> [Data rows]:
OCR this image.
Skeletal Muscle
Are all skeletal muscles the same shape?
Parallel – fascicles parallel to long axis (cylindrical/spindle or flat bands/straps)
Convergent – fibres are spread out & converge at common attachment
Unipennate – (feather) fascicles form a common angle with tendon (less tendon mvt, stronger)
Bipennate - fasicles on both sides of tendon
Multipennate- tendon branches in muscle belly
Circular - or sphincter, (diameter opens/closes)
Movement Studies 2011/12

> [Exercise brief]: Transcribe the records above exactly as they appear.

> [Exercise solution]:
OCR this image.
Skeletal Muscle
Are all skeletal muscles the same shape?
Parallel – fascicles parallel to long axis (cylindrical/spindle or flat bands/straps)
Convergent – fibres are spread out & converge at common attachment
Unipennate – (feather) fascicles form a common angle with tendon (less tendon mvt, stronger)
Bipennate - fasicles on both sides of tendon
Multipennate- tendon branches in muscle belly
Circular - or sphincter, (diameter opens/closes)
Movement Studies 2011/12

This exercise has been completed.